**OBJECTIVE**. Copy every line of the data in which the word "name" occurs.

**SUPPLIED RECORDS**.
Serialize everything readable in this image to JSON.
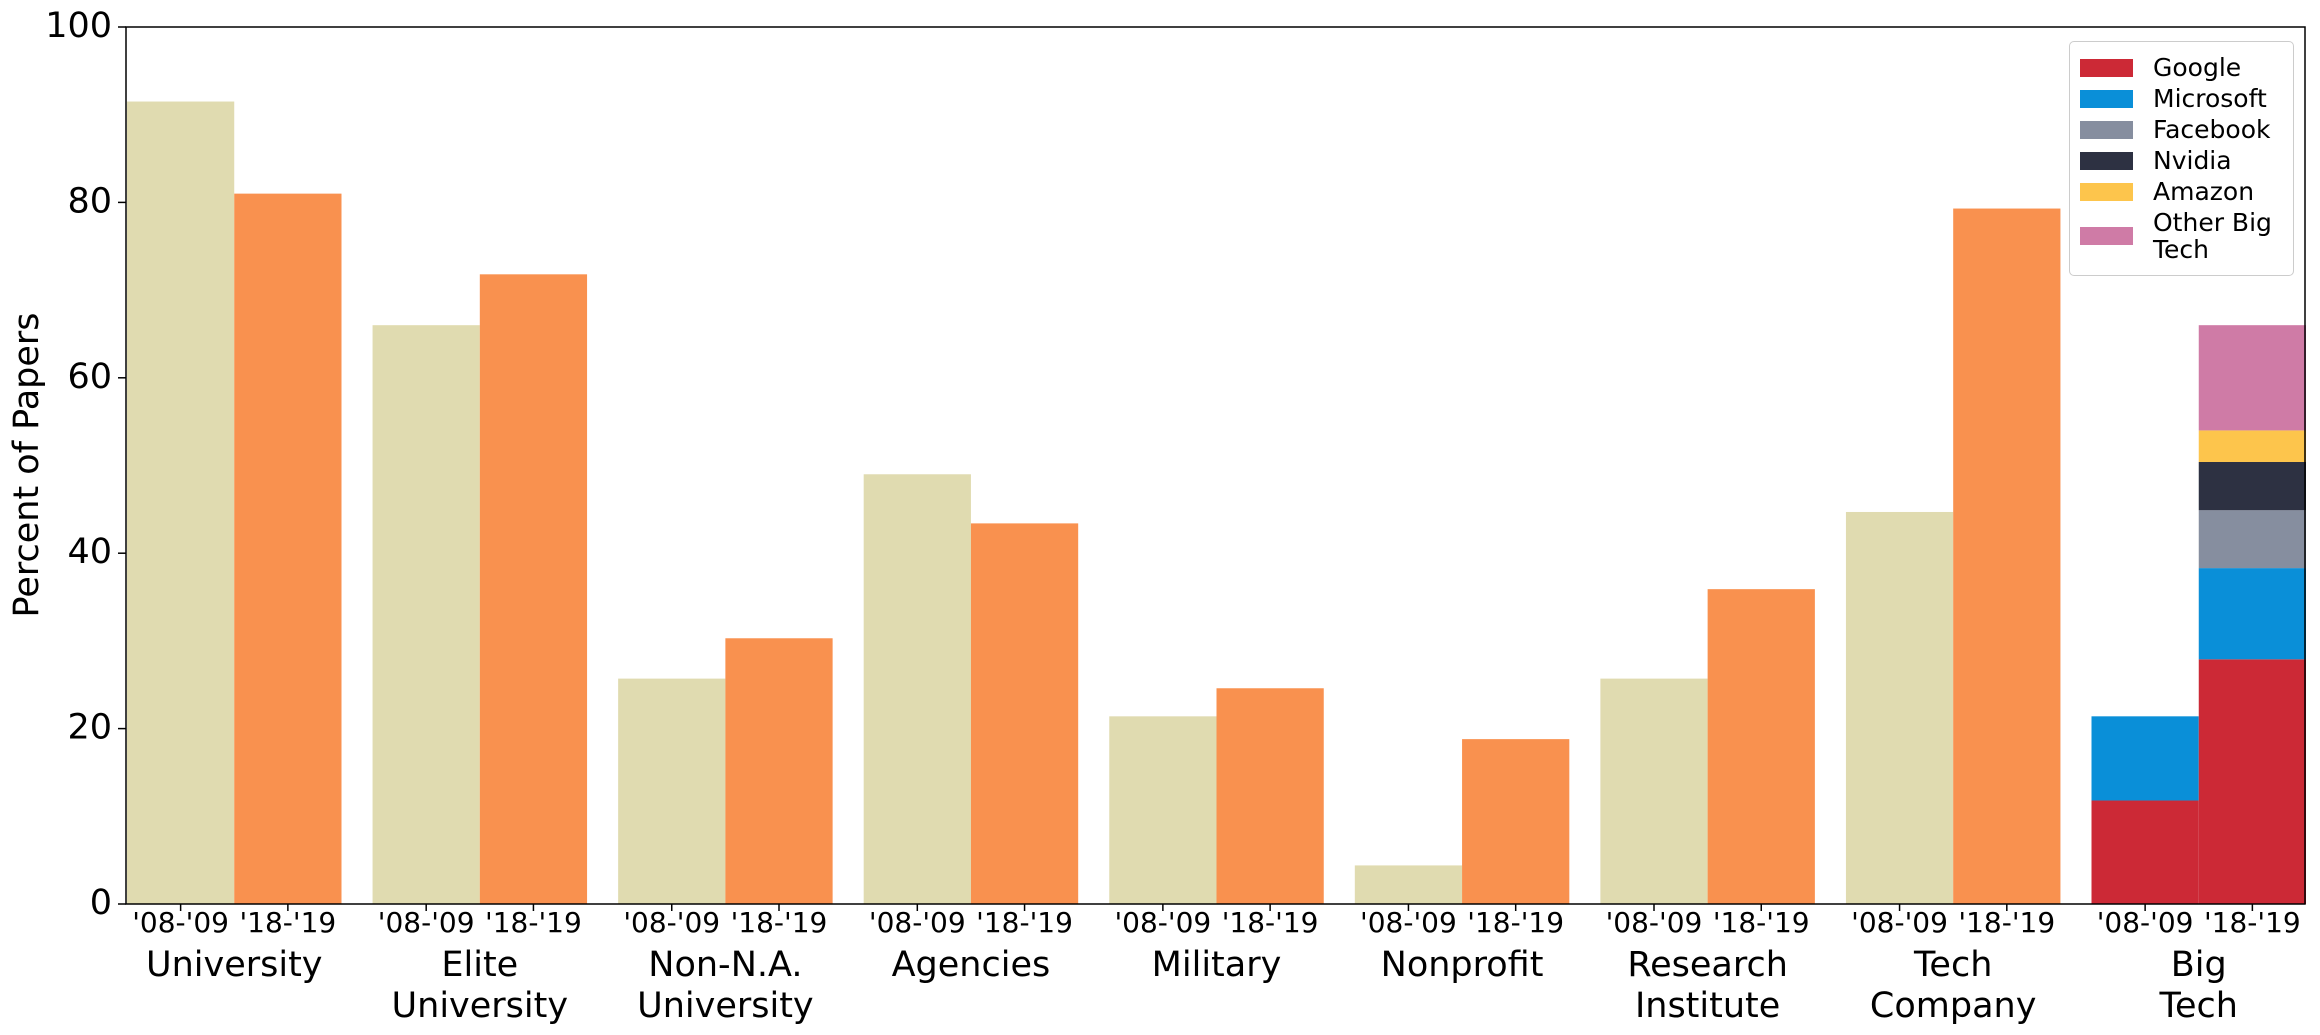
{
  "chart_data": {
    "type": "bar",
    "ylabel": "Percent of Papers",
    "ylim": [
      0,
      100
    ],
    "yticks": [
      0,
      20,
      40,
      60,
      80,
      100
    ],
    "categories": [
      [
        "University"
      ],
      [
        "Elite",
        "University"
      ],
      [
        "Non-N.A.",
        "University"
      ],
      [
        "Agencies"
      ],
      [
        "Military"
      ],
      [
        "Nonprofit"
      ],
      [
        "Research",
        "Institute"
      ],
      [
        "Tech",
        "Company"
      ],
      [
        "Big",
        "Tech"
      ]
    ],
    "series": [
      {
        "name": "'08-'09",
        "color": "#e0dbb0",
        "values": [
          91.5,
          66,
          25.7,
          49,
          21.4,
          4.4,
          25.7,
          44.7,
          null
        ]
      },
      {
        "name": "'18-'19",
        "color": "#f9914f",
        "values": [
          81,
          71.8,
          30.3,
          43.4,
          24.6,
          18.8,
          35.9,
          79.3,
          null
        ]
      }
    ],
    "stacks": [
      {
        "name": "Google",
        "color": "#cc2936",
        "values": [
          11.8,
          27.9
        ]
      },
      {
        "name": "Microsoft",
        "color": "#0a8fd8",
        "values": [
          9.6,
          10.4
        ]
      },
      {
        "name": "Facebook",
        "color": "#868e9f",
        "values": [
          0,
          6.6
        ]
      },
      {
        "name": "Nvidia",
        "color": "#2d3142",
        "values": [
          0,
          5.5
        ]
      },
      {
        "name": "Amazon",
        "color": "#fdc54c",
        "values": [
          0,
          3.6
        ]
      },
      {
        "name": "Other Big Tech",
        "color": "#cf7ba6",
        "values": [
          0,
          12
        ]
      }
    ]
  }
}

**PROBLEM SOLUTION**.
        "name": "'08-'09",
        "name": "'18-'19",
        "name": "Google",
        "name": "Microsoft",
        "name": "Facebook",
        "name": "Nvidia",
        "name": "Amazon",
        "name": "Other Big Tech",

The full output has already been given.